start Task data

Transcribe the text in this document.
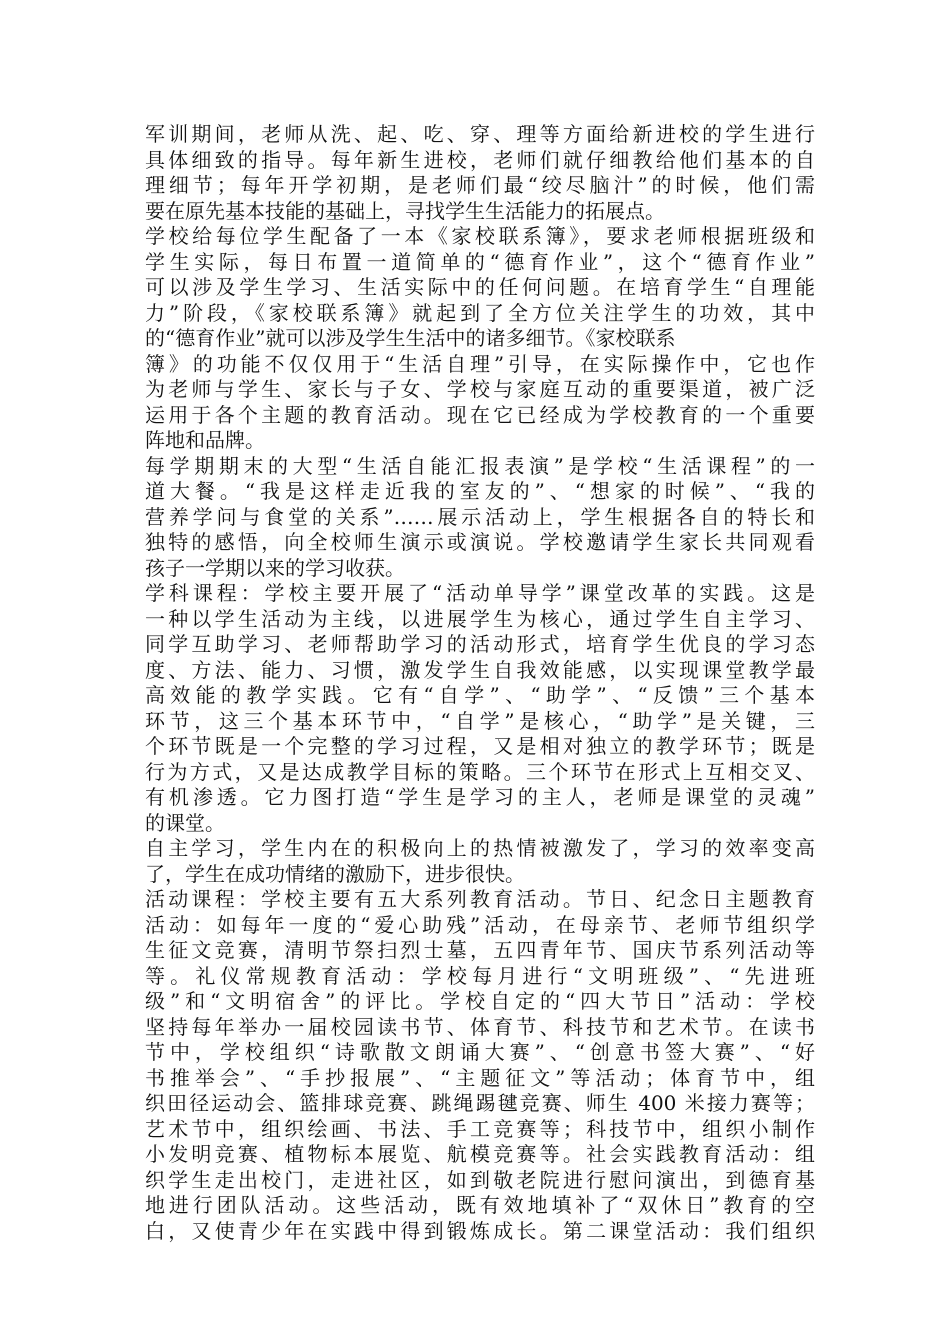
军训期间，老师从洗、起、吃、穿、理等方面给新进校的学生进行
具体细致的指导。每年新生进校，老师们就仔细教给他们基本的自
理细节；每年开学初期，是老师们最“绞尽脑汁”的时候，他们需
要在原先基本技能的基础上，寻找学生生活能力的拓展点。
学校给每位学生配备了一本《家校联系簿》，要求老师根据班级和
学生实际，每日布置一道简单的“德育作业”，这个“德育作业”
可以涉及学生学习、生活实际中的任何问题。在培育学生“自理能
力”阶段，《家校联系簿》就起到了全方位关注学生的功效，其中
的“德育作业”就可以涉及学生生活中的诸多细节。《家校联系
簿》的功能不仅仅用于“生活自理”引导，在实际操作中，它也作
为老师与学生、家长与子女、学校与家庭互动的重要渠道，被广泛
运用于各个主题的教育活动。现在它已经成为学校教育的一个重要
阵地和品牌。
每学期期末的大型“生活自能汇报表演”是学校“生活课程”的一
道大餐。“我是这样走近我的室友的”、“想家的时候”、“我的
营养学问与食堂的关系”……展示活动上，学生根据各自的特长和
独特的感悟，向全校师生演示或演说。学校邀请学生家长共同观看
孩子一学期以来的学习收获。
学科课程：学校主要开展了“活动单导学”课堂改革的实践。这是
一种以学生活动为主线，以进展学生为核心，通过学生自主学习、
同学互助学习、老师帮助学习的活动形式，培育学生优良的学习态
度、方法、能力、习惯，激发学生自我效能感，以实现课堂教学最
高效能的教学实践。它有“自学”、“助学”、“反馈”三个基本
环节，这三个基本环节中，“自学”是核心，“助学”是关键，三
个环节既是一个完整的学习过程，又是相对独立的教学环节；既是
行为方式，又是达成教学目标的策略。三个环节在形式上互相交叉、
有机渗透。它力图打造“学生是学习的主人，老师是课堂的灵魂”
的课堂。
自主学习，学生内在的积极向上的热情被激发了，学习的效率变高
了，学生在成功情绪的激励下，进步很快。
活动课程：学校主要有五大系列教育活动。节日、纪念日主题教育
活动：如每年一度的“爱心助残”活动，在母亲节、老师节组织学
生征文竞赛，清明节祭扫烈士墓，五四青年节、国庆节系列活动等
等。礼仪常规教育活动：学校每月进行“文明班级”、“先进班
级”和“文明宿舍”的评比。学校自定的“四大节日”活动：学校
坚持每年举办一届校园读书节、体育节、科技节和艺术节。在读书
节中，学校组织“诗歌散文朗诵大赛”、“创意书签大赛”、“好
书推举会”、“手抄报展”、“主题征文”等活动；体育节中，组
织田径运动会、篮排球竞赛、跳绳踢毽竞赛、师生 400 米接力赛等；
艺术节中，组织绘画、书法、手工竞赛等；科技节中，组织小制作
小发明竞赛、植物标本展览、航模竞赛等。社会实践教育活动：组
织学生走出校门，走进社区，如到敬老院进行慰问演出，到德育基
地进行团队活动。这些活动，既有效地填补了“双休日”教育的空
白，又使青少年在实践中得到锻炼成长。第二课堂活动：我们组织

end Task data

Task to carry out: Reproduce each entry precisely, dropping only the pictures.

Output of the exercise:
Transcribe the text in this document.
军训期间，老师从洗、起、吃、穿、理等方面给新进校的学生进行
具体细致的指导。每年新生进校，老师们就仔细教给他们基本的自
理细节；每年开学初期，是老师们最“绞尽脑汁”的时候，他们需
要在原先基本技能的基础上，寻找学生生活能力的拓展点。
学校给每位学生配备了一本《家校联系簿》，要求老师根据班级和
学生实际，每日布置一道简单的“德育作业”，这个“德育作业”
可以涉及学生学习、生活实际中的任何问题。在培育学生“自理能
力”阶段，《家校联系簿》就起到了全方位关注学生的功效，其中
的“德育作业”就可以涉及学生生活中的诸多细节。《家校联系
簿》的功能不仅仅用于“生活自理”引导，在实际操作中，它也作
为老师与学生、家长与子女、学校与家庭互动的重要渠道，被广泛
运用于各个主题的教育活动。现在它已经成为学校教育的一个重要
阵地和品牌。
每学期期末的大型“生活自能汇报表演”是学校“生活课程”的一
道大餐。“我是这样走近我的室友的”、“想家的时候”、“我的
营养学问与食堂的关系”……展示活动上，学生根据各自的特长和
独特的感悟，向全校师生演示或演说。学校邀请学生家长共同观看
孩子一学期以来的学习收获。
学科课程：学校主要开展了“活动单导学”课堂改革的实践。这是
一种以学生活动为主线，以进展学生为核心，通过学生自主学习、
同学互助学习、老师帮助学习的活动形式，培育学生优良的学习态
度、方法、能力、习惯，激发学生自我效能感，以实现课堂教学最
高效能的教学实践。它有“自学”、“助学”、“反馈”三个基本
环节，这三个基本环节中，“自学”是核心，“助学”是关键，三
个环节既是一个完整的学习过程，又是相对独立的教学环节；既是
行为方式，又是达成教学目标的策略。三个环节在形式上互相交叉、
有机渗透。它力图打造“学生是学习的主人，老师是课堂的灵魂”
的课堂。
自主学习，学生内在的积极向上的热情被激发了，学习的效率变高
了，学生在成功情绪的激励下，进步很快。
活动课程：学校主要有五大系列教育活动。节日、纪念日主题教育
活动：如每年一度的“爱心助残”活动，在母亲节、老师节组织学
生征文竞赛，清明节祭扫烈士墓，五四青年节、国庆节系列活动等
等。礼仪常规教育活动：学校每月进行“文明班级”、“先进班
级”和“文明宿舍”的评比。学校自定的“四大节日”活动：学校
坚持每年举办一届校园读书节、体育节、科技节和艺术节。在读书
节中，学校组织“诗歌散文朗诵大赛”、“创意书签大赛”、“好
书推举会”、“手抄报展”、“主题征文”等活动；体育节中，组
织田径运动会、篮排球竞赛、跳绳踢毽竞赛、师生 400 米接力赛等；
艺术节中，组织绘画、书法、手工竞赛等；科技节中，组织小制作
小发明竞赛、植物标本展览、航模竞赛等。社会实践教育活动：组
织学生走出校门，走进社区，如到敬老院进行慰问演出，到德育基
地进行团队活动。这些活动，既有效地填补了“双休日”教育的空
白，又使青少年在实践中得到锻炼成长。第二课堂活动：我们组织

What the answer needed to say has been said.